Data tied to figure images
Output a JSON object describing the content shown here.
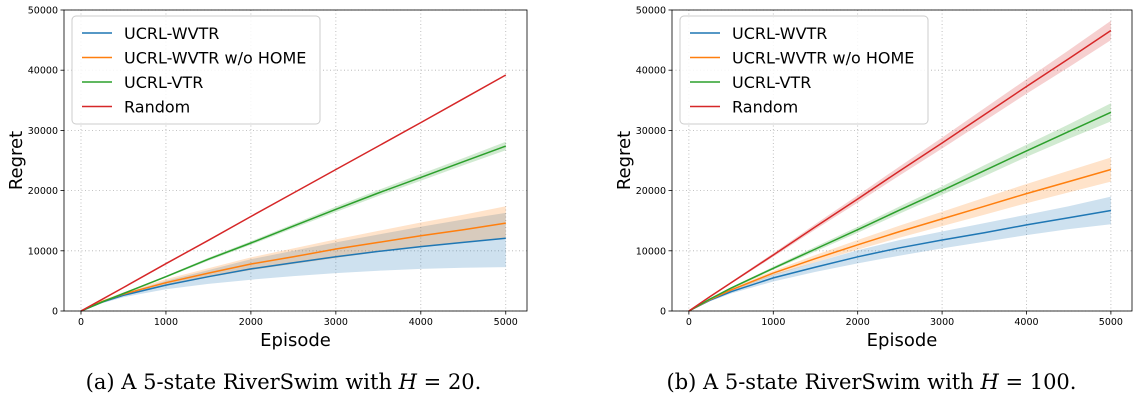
{
  "chart_data": [
    {
      "type": "line",
      "xlabel": "Episode",
      "ylabel": "Regret",
      "xlim": [
        -200,
        5250
      ],
      "ylim": [
        0,
        50000
      ],
      "xticks": [
        0,
        1000,
        2000,
        3000,
        4000,
        5000
      ],
      "yticks": [
        0,
        10000,
        20000,
        30000,
        40000,
        50000
      ],
      "grid": true,
      "legend_position": "top-left",
      "x": [
        0,
        250,
        500,
        1000,
        1500,
        2000,
        2500,
        3000,
        3500,
        4000,
        4500,
        5000
      ],
      "series": [
        {
          "name": "UCRL-WVTR",
          "color": "#1f77b4",
          "values": [
            0,
            1500,
            2600,
            4300,
            5700,
            7000,
            8000,
            9000,
            9900,
            10700,
            11400,
            12100
          ],
          "lower": [
            0,
            1300,
            2300,
            3600,
            4500,
            5200,
            5800,
            6300,
            6700,
            7000,
            7200,
            7300
          ],
          "upper": [
            0,
            1700,
            2900,
            5000,
            6800,
            8600,
            10000,
            11400,
            12700,
            14000,
            15200,
            16300
          ]
        },
        {
          "name": "UCRL-WVTR w/o HOME",
          "color": "#ff7f0e",
          "values": [
            0,
            1600,
            2800,
            4700,
            6300,
            7800,
            9000,
            10300,
            11400,
            12500,
            13500,
            14600
          ],
          "lower": [
            0,
            1400,
            2500,
            4200,
            5600,
            6800,
            7800,
            8800,
            9800,
            10600,
            11400,
            12200
          ],
          "upper": [
            0,
            1800,
            3100,
            5300,
            7100,
            8900,
            10400,
            11900,
            13300,
            14700,
            16000,
            17400
          ]
        },
        {
          "name": "UCRL-VTR",
          "color": "#2ca02c",
          "values": [
            0,
            1500,
            2900,
            5700,
            8600,
            11300,
            14100,
            16900,
            19600,
            22200,
            24800,
            27400
          ],
          "lower": [
            0,
            1450,
            2800,
            5550,
            8350,
            11000,
            13750,
            16450,
            19100,
            21650,
            24200,
            26700
          ],
          "upper": [
            0,
            1550,
            3000,
            5850,
            8850,
            11600,
            14450,
            17350,
            20100,
            22750,
            25400,
            28100
          ]
        },
        {
          "name": "Random",
          "color": "#d62728",
          "values": [
            0,
            1950,
            3900,
            7850,
            11750,
            15700,
            19600,
            23500,
            27400,
            31300,
            35250,
            39200
          ],
          "lower": [
            0,
            1950,
            3900,
            7850,
            11750,
            15700,
            19600,
            23500,
            27400,
            31300,
            35250,
            39200
          ],
          "upper": [
            0,
            1950,
            3900,
            7850,
            11750,
            15700,
            19600,
            23500,
            27400,
            31300,
            35250,
            39200
          ]
        }
      ]
    },
    {
      "type": "line",
      "xlabel": "Episode",
      "ylabel": "Regret",
      "xlim": [
        -200,
        5250
      ],
      "ylim": [
        0,
        50000
      ],
      "xticks": [
        0,
        1000,
        2000,
        3000,
        4000,
        5000
      ],
      "yticks": [
        0,
        10000,
        20000,
        30000,
        40000,
        50000
      ],
      "grid": true,
      "legend_position": "top-left",
      "x": [
        0,
        250,
        500,
        1000,
        1500,
        2000,
        2500,
        3000,
        3500,
        4000,
        4500,
        5000
      ],
      "series": [
        {
          "name": "UCRL-WVTR",
          "color": "#1f77b4",
          "values": [
            0,
            1800,
            3200,
            5500,
            7300,
            9000,
            10500,
            11800,
            13000,
            14300,
            15500,
            16700
          ],
          "lower": [
            0,
            1600,
            2900,
            4900,
            6500,
            7900,
            9200,
            10400,
            11500,
            12600,
            13600,
            14400
          ],
          "upper": [
            0,
            2000,
            3500,
            6100,
            8100,
            10100,
            11800,
            13200,
            14600,
            16000,
            17400,
            19000
          ]
        },
        {
          "name": "UCRL-WVTR w/o HOME",
          "color": "#ff7f0e",
          "values": [
            0,
            1900,
            3500,
            6300,
            8700,
            11000,
            13200,
            15300,
            17400,
            19500,
            21500,
            23500
          ],
          "lower": [
            0,
            1750,
            3250,
            5900,
            8100,
            10200,
            12200,
            14100,
            16000,
            17900,
            19700,
            21500
          ],
          "upper": [
            0,
            2050,
            3750,
            6700,
            9300,
            11800,
            14200,
            16500,
            18800,
            21100,
            23300,
            25500
          ]
        },
        {
          "name": "UCRL-VTR",
          "color": "#2ca02c",
          "values": [
            0,
            2000,
            3800,
            7100,
            10300,
            13500,
            16800,
            20000,
            23300,
            26600,
            29800,
            33000
          ],
          "lower": [
            0,
            1900,
            3650,
            6850,
            9900,
            13000,
            16200,
            19300,
            22400,
            25600,
            28600,
            31500
          ],
          "upper": [
            0,
            2100,
            3950,
            7350,
            10700,
            14000,
            17400,
            20700,
            24200,
            27600,
            31000,
            34500
          ]
        },
        {
          "name": "Random",
          "color": "#d62728",
          "values": [
            0,
            2400,
            4700,
            9300,
            14000,
            18600,
            23300,
            27900,
            32600,
            37300,
            41900,
            46600
          ],
          "lower": [
            0,
            2300,
            4550,
            9000,
            13550,
            18000,
            22550,
            27000,
            31550,
            36100,
            40500,
            45000
          ],
          "upper": [
            0,
            2500,
            4850,
            9600,
            14450,
            19200,
            24050,
            28800,
            33650,
            38500,
            43300,
            48200
          ]
        }
      ]
    }
  ],
  "captions": [
    {
      "label": "(a) A 5-state RiverSwim with ",
      "var": "H",
      "rest": " = 20."
    },
    {
      "label": "(b) A 5-state RiverSwim with ",
      "var": "H",
      "rest": " = 100."
    }
  ]
}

Aim of the task – Make an exact copy of all the material, but keep the pictures out of it.

Right answer –
Output a JSON object describing the content shown here.
{
  "chart_data": [
    {
      "type": "line",
      "xlabel": "Episode",
      "ylabel": "Regret",
      "xlim": [
        -200,
        5250
      ],
      "ylim": [
        0,
        50000
      ],
      "xticks": [
        0,
        1000,
        2000,
        3000,
        4000,
        5000
      ],
      "yticks": [
        0,
        10000,
        20000,
        30000,
        40000,
        50000
      ],
      "grid": true,
      "legend_position": "top-left",
      "x": [
        0,
        250,
        500,
        1000,
        1500,
        2000,
        2500,
        3000,
        3500,
        4000,
        4500,
        5000
      ],
      "series": [
        {
          "name": "UCRL-WVTR",
          "color": "#1f77b4",
          "values": [
            0,
            1500,
            2600,
            4300,
            5700,
            7000,
            8000,
            9000,
            9900,
            10700,
            11400,
            12100
          ],
          "lower": [
            0,
            1300,
            2300,
            3600,
            4500,
            5200,
            5800,
            6300,
            6700,
            7000,
            7200,
            7300
          ],
          "upper": [
            0,
            1700,
            2900,
            5000,
            6800,
            8600,
            10000,
            11400,
            12700,
            14000,
            15200,
            16300
          ]
        },
        {
          "name": "UCRL-WVTR w/o HOME",
          "color": "#ff7f0e",
          "values": [
            0,
            1600,
            2800,
            4700,
            6300,
            7800,
            9000,
            10300,
            11400,
            12500,
            13500,
            14600
          ],
          "lower": [
            0,
            1400,
            2500,
            4200,
            5600,
            6800,
            7800,
            8800,
            9800,
            10600,
            11400,
            12200
          ],
          "upper": [
            0,
            1800,
            3100,
            5300,
            7100,
            8900,
            10400,
            11900,
            13300,
            14700,
            16000,
            17400
          ]
        },
        {
          "name": "UCRL-VTR",
          "color": "#2ca02c",
          "values": [
            0,
            1500,
            2900,
            5700,
            8600,
            11300,
            14100,
            16900,
            19600,
            22200,
            24800,
            27400
          ],
          "lower": [
            0,
            1450,
            2800,
            5550,
            8350,
            11000,
            13750,
            16450,
            19100,
            21650,
            24200,
            26700
          ],
          "upper": [
            0,
            1550,
            3000,
            5850,
            8850,
            11600,
            14450,
            17350,
            20100,
            22750,
            25400,
            28100
          ]
        },
        {
          "name": "Random",
          "color": "#d62728",
          "values": [
            0,
            1950,
            3900,
            7850,
            11750,
            15700,
            19600,
            23500,
            27400,
            31300,
            35250,
            39200
          ],
          "lower": [
            0,
            1950,
            3900,
            7850,
            11750,
            15700,
            19600,
            23500,
            27400,
            31300,
            35250,
            39200
          ],
          "upper": [
            0,
            1950,
            3900,
            7850,
            11750,
            15700,
            19600,
            23500,
            27400,
            31300,
            35250,
            39200
          ]
        }
      ]
    },
    {
      "type": "line",
      "xlabel": "Episode",
      "ylabel": "Regret",
      "xlim": [
        -200,
        5250
      ],
      "ylim": [
        0,
        50000
      ],
      "xticks": [
        0,
        1000,
        2000,
        3000,
        4000,
        5000
      ],
      "yticks": [
        0,
        10000,
        20000,
        30000,
        40000,
        50000
      ],
      "grid": true,
      "legend_position": "top-left",
      "x": [
        0,
        250,
        500,
        1000,
        1500,
        2000,
        2500,
        3000,
        3500,
        4000,
        4500,
        5000
      ],
      "series": [
        {
          "name": "UCRL-WVTR",
          "color": "#1f77b4",
          "values": [
            0,
            1800,
            3200,
            5500,
            7300,
            9000,
            10500,
            11800,
            13000,
            14300,
            15500,
            16700
          ],
          "lower": [
            0,
            1600,
            2900,
            4900,
            6500,
            7900,
            9200,
            10400,
            11500,
            12600,
            13600,
            14400
          ],
          "upper": [
            0,
            2000,
            3500,
            6100,
            8100,
            10100,
            11800,
            13200,
            14600,
            16000,
            17400,
            19000
          ]
        },
        {
          "name": "UCRL-WVTR w/o HOME",
          "color": "#ff7f0e",
          "values": [
            0,
            1900,
            3500,
            6300,
            8700,
            11000,
            13200,
            15300,
            17400,
            19500,
            21500,
            23500
          ],
          "lower": [
            0,
            1750,
            3250,
            5900,
            8100,
            10200,
            12200,
            14100,
            16000,
            17900,
            19700,
            21500
          ],
          "upper": [
            0,
            2050,
            3750,
            6700,
            9300,
            11800,
            14200,
            16500,
            18800,
            21100,
            23300,
            25500
          ]
        },
        {
          "name": "UCRL-VTR",
          "color": "#2ca02c",
          "values": [
            0,
            2000,
            3800,
            7100,
            10300,
            13500,
            16800,
            20000,
            23300,
            26600,
            29800,
            33000
          ],
          "lower": [
            0,
            1900,
            3650,
            6850,
            9900,
            13000,
            16200,
            19300,
            22400,
            25600,
            28600,
            31500
          ],
          "upper": [
            0,
            2100,
            3950,
            7350,
            10700,
            14000,
            17400,
            20700,
            24200,
            27600,
            31000,
            34500
          ]
        },
        {
          "name": "Random",
          "color": "#d62728",
          "values": [
            0,
            2400,
            4700,
            9300,
            14000,
            18600,
            23300,
            27900,
            32600,
            37300,
            41900,
            46600
          ],
          "lower": [
            0,
            2300,
            4550,
            9000,
            13550,
            18000,
            22550,
            27000,
            31550,
            36100,
            40500,
            45000
          ],
          "upper": [
            0,
            2500,
            4850,
            9600,
            14450,
            19200,
            24050,
            28800,
            33650,
            38500,
            43300,
            48200
          ]
        }
      ]
    }
  ],
  "captions": [
    {
      "label": "(a) A 5-state RiverSwim with ",
      "var": "H",
      "rest": " = 20."
    },
    {
      "label": "(b) A 5-state RiverSwim with ",
      "var": "H",
      "rest": " = 100."
    }
  ]
}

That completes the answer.